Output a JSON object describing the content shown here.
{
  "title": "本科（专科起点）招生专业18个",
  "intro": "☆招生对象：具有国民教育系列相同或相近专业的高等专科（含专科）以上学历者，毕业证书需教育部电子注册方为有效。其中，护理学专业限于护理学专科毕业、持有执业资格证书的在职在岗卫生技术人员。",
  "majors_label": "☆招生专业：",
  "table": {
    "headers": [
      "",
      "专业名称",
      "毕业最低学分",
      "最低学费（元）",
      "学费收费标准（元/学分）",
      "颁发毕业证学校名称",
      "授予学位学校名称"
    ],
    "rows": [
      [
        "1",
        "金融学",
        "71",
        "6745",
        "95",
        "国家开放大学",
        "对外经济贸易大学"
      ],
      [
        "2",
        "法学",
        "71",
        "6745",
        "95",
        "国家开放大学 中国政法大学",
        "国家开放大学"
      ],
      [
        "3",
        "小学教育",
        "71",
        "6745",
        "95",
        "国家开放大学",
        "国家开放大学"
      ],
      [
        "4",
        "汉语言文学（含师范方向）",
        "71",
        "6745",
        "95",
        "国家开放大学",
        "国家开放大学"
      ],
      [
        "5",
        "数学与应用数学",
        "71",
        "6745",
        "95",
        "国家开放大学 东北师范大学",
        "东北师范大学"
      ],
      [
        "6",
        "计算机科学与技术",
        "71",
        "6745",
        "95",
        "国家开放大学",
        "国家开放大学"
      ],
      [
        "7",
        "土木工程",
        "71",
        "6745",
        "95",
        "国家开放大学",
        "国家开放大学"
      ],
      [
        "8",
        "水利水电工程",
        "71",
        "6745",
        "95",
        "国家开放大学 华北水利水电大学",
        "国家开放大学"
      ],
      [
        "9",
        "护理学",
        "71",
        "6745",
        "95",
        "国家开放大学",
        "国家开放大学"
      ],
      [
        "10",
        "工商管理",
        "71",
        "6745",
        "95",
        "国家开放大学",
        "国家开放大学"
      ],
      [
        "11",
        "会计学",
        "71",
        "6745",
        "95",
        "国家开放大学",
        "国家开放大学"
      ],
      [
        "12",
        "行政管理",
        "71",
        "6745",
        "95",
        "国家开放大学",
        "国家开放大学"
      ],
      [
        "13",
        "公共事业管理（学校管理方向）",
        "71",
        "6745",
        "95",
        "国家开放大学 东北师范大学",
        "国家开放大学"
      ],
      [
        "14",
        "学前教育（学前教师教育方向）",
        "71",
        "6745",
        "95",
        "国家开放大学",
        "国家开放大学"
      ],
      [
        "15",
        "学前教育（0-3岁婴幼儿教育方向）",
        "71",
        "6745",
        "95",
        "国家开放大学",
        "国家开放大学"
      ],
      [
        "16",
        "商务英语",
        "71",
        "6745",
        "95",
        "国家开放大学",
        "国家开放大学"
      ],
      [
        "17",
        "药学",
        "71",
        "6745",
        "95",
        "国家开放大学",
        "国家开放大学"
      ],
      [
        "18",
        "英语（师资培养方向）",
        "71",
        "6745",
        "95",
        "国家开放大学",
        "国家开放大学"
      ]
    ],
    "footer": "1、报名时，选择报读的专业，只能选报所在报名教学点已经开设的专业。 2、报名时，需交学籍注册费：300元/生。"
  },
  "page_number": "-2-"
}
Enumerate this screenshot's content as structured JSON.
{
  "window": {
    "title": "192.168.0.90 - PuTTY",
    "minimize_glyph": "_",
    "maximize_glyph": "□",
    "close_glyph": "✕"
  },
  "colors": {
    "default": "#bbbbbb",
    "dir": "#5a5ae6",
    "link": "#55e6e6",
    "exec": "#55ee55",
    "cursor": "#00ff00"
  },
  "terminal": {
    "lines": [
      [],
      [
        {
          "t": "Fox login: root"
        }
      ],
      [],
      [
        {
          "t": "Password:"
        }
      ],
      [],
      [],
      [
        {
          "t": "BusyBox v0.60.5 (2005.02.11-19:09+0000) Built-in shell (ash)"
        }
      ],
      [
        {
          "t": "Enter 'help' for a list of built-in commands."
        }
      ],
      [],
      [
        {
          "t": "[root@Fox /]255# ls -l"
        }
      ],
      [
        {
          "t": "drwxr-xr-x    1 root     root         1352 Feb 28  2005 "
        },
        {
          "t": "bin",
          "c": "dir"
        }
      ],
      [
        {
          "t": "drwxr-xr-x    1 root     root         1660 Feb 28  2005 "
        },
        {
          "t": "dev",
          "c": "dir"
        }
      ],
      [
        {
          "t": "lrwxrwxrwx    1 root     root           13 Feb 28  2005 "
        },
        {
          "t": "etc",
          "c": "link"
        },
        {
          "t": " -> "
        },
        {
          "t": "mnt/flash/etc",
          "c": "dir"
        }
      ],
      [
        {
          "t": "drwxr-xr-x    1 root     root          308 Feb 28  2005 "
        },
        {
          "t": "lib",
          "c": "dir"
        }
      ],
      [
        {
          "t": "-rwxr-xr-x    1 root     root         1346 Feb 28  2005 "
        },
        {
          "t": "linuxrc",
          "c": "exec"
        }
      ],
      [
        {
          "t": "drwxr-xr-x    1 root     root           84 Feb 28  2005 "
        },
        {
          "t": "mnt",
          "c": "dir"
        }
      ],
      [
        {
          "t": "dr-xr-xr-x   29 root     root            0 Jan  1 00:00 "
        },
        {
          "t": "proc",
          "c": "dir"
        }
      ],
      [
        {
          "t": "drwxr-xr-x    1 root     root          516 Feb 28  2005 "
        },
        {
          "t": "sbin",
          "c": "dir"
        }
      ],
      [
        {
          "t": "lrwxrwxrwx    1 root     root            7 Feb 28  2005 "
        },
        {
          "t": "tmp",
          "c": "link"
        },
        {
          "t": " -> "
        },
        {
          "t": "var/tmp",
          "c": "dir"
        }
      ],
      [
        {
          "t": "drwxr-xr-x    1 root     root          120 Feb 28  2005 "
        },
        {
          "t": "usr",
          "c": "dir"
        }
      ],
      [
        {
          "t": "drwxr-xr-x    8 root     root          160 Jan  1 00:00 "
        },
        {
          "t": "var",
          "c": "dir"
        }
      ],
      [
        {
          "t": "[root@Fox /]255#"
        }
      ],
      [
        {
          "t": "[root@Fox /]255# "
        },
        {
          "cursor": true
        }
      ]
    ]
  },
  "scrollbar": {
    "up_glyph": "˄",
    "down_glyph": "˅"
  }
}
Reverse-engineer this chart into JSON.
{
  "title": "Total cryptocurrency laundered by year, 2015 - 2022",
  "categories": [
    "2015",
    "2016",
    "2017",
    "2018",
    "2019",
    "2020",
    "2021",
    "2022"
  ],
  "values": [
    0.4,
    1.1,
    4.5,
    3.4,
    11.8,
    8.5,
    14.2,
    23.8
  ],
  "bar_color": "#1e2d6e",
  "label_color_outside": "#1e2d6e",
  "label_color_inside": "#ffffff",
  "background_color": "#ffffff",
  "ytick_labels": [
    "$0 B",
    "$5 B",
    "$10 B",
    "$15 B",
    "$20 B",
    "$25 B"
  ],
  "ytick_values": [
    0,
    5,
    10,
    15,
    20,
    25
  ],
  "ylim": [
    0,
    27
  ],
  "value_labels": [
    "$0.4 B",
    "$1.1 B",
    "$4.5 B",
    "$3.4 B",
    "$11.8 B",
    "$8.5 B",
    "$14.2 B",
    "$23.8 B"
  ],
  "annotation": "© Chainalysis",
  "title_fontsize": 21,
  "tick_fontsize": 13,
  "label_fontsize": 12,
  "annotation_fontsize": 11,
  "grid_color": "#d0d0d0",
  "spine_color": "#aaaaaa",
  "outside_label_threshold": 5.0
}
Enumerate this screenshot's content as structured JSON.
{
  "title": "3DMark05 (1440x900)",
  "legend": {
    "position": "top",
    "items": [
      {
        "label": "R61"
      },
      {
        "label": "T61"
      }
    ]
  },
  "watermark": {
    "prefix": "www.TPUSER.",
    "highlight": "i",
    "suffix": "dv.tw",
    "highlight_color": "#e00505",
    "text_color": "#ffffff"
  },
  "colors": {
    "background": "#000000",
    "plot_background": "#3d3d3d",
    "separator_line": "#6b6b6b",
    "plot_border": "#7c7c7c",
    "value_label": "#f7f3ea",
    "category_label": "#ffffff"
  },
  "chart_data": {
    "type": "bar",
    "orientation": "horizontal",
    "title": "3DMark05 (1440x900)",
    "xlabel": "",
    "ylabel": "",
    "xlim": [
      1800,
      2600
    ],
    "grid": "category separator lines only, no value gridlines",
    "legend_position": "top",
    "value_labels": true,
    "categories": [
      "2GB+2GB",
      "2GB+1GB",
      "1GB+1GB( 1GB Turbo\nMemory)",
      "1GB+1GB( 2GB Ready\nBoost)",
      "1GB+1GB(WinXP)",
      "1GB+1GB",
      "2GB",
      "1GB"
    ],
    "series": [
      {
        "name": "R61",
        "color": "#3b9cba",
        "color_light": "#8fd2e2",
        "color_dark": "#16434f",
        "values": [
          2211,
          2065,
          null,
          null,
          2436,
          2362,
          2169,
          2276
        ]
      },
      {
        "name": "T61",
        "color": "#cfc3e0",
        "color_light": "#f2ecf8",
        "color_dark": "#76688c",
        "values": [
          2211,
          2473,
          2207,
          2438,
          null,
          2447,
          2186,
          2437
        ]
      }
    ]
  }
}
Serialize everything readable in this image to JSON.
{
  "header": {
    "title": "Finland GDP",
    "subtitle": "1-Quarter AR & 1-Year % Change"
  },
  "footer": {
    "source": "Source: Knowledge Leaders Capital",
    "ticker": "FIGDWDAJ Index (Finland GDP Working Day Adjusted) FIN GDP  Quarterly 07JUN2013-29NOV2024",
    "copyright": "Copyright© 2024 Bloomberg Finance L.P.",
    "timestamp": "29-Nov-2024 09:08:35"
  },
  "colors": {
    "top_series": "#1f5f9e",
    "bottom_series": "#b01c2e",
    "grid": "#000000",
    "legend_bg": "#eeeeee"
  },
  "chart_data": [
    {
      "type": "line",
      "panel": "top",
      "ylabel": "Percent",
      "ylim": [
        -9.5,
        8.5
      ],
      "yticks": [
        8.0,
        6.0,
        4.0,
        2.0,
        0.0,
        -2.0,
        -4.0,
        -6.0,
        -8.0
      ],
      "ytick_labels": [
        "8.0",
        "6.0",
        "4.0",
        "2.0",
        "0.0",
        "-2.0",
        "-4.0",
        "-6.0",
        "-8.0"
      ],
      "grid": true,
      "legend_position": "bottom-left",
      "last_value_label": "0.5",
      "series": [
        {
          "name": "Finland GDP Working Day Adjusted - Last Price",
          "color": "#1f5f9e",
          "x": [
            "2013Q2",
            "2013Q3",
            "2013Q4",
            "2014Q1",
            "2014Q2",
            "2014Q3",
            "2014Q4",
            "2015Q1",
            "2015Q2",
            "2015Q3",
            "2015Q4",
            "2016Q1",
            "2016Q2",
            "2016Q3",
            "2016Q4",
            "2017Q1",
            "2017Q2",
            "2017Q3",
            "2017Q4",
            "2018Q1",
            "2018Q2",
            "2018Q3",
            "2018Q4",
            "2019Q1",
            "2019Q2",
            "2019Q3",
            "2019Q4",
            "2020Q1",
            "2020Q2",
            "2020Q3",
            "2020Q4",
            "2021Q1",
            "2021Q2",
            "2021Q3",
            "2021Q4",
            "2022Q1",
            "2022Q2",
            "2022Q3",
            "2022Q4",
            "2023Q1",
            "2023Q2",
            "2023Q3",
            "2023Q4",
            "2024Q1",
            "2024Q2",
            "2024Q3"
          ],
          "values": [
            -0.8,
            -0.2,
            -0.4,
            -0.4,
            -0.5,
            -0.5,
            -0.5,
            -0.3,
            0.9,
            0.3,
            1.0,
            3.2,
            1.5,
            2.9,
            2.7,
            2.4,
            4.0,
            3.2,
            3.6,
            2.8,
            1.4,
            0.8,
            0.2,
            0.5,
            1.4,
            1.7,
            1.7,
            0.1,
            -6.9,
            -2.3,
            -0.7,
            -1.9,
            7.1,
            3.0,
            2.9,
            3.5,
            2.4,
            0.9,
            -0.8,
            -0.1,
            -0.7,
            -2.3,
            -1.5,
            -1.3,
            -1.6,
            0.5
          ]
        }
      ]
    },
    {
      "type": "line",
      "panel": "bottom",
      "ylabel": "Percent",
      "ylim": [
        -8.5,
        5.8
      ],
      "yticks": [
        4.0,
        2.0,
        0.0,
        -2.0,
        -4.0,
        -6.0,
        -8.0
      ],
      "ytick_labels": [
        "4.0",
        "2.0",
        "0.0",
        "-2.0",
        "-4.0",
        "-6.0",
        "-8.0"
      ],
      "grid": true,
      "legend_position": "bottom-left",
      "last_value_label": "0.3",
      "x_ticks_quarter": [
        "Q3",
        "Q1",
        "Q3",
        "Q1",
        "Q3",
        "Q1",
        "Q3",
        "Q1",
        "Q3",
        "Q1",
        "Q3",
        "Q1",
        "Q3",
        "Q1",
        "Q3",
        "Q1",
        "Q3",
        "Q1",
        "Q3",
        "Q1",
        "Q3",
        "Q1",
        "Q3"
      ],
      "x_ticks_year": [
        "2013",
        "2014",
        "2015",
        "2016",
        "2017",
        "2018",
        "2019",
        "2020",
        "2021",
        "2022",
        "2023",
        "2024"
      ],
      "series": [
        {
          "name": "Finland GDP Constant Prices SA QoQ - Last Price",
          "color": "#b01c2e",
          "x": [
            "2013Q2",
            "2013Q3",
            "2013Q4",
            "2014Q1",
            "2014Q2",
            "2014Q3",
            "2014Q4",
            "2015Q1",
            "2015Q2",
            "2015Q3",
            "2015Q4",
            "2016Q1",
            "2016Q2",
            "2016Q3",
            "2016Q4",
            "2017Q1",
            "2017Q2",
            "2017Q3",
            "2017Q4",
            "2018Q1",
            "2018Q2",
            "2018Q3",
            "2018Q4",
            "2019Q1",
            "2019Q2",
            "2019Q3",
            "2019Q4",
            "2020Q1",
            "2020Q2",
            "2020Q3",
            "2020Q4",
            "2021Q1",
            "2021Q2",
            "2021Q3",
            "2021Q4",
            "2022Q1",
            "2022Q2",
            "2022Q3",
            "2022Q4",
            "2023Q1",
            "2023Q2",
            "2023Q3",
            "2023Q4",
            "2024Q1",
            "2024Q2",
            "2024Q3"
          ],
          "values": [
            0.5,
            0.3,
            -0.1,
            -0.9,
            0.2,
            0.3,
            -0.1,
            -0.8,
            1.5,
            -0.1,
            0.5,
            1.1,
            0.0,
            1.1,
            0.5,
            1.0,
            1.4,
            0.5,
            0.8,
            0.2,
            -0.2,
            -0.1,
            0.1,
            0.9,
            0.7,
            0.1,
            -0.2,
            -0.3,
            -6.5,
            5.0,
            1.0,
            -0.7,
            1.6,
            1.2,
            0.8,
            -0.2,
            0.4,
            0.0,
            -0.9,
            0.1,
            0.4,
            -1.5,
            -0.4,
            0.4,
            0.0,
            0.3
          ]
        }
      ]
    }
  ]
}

|---|

### Stated exercise
Copy every line of the listing containing the string "true".

### Result
          "cursor": true
    "value_labels": true,
      "grid": true,
      "grid": true,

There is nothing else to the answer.